Repeat all entries exactly.
□ □ □ □
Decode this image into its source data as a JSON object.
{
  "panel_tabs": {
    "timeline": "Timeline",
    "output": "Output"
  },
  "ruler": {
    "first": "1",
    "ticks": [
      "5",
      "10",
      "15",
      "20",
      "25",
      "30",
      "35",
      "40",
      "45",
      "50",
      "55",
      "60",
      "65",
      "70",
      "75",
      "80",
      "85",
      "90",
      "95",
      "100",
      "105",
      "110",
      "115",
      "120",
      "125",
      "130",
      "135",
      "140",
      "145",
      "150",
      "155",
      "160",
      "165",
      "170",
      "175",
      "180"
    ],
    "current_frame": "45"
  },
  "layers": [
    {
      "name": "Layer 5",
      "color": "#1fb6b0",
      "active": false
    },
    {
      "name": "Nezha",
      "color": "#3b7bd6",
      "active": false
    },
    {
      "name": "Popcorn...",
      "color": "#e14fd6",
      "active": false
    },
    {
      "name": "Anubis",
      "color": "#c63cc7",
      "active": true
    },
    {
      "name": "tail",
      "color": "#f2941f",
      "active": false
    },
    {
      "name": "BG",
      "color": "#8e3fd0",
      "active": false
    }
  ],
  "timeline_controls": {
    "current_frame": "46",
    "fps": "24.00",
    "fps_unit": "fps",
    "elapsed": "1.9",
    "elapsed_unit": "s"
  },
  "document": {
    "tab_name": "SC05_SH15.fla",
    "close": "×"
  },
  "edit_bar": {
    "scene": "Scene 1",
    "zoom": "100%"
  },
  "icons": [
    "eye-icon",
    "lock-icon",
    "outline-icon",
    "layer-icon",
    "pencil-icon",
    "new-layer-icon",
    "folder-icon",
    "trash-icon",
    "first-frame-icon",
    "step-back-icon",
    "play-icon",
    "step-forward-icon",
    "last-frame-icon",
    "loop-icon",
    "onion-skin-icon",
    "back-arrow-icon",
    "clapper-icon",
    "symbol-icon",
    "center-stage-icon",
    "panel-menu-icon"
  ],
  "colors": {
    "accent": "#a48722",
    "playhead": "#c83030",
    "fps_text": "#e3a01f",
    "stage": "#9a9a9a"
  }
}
□ □ □ □
Right answer
Decode this image into its source data as a JSON object.
{
  "panel_tabs": {
    "timeline": "Timeline",
    "output": "Output"
  },
  "ruler": {
    "first": "1",
    "ticks": [
      "5",
      "10",
      "15",
      "20",
      "25",
      "30",
      "35",
      "40",
      "45",
      "50",
      "55",
      "60",
      "65",
      "70",
      "75",
      "80",
      "85",
      "90",
      "95",
      "100",
      "105",
      "110",
      "115",
      "120",
      "125",
      "130",
      "135",
      "140",
      "145",
      "150",
      "155",
      "160",
      "165",
      "170",
      "175",
      "180"
    ],
    "current_frame": "45"
  },
  "layers": [
    {
      "name": "Layer 5",
      "color": "#1fb6b0",
      "active": false
    },
    {
      "name": "Nezha",
      "color": "#3b7bd6",
      "active": false
    },
    {
      "name": "Popcorn...",
      "color": "#e14fd6",
      "active": false
    },
    {
      "name": "Anubis",
      "color": "#c63cc7",
      "active": true
    },
    {
      "name": "tail",
      "color": "#f2941f",
      "active": false
    },
    {
      "name": "BG",
      "color": "#8e3fd0",
      "active": false
    }
  ],
  "timeline_controls": {
    "current_frame": "46",
    "fps": "24.00",
    "fps_unit": "fps",
    "elapsed": "1.9",
    "elapsed_unit": "s"
  },
  "document": {
    "tab_name": "SC05_SH15.fla",
    "close": "×"
  },
  "edit_bar": {
    "scene": "Scene 1",
    "zoom": "100%"
  },
  "icons": [
    "eye-icon",
    "lock-icon",
    "outline-icon",
    "layer-icon",
    "pencil-icon",
    "new-layer-icon",
    "folder-icon",
    "trash-icon",
    "first-frame-icon",
    "step-back-icon",
    "play-icon",
    "step-forward-icon",
    "last-frame-icon",
    "loop-icon",
    "onion-skin-icon",
    "back-arrow-icon",
    "clapper-icon",
    "symbol-icon",
    "center-stage-icon",
    "panel-menu-icon"
  ],
  "colors": {
    "accent": "#a48722",
    "playhead": "#c83030",
    "fps_text": "#e3a01f",
    "stage": "#9a9a9a"
  }
}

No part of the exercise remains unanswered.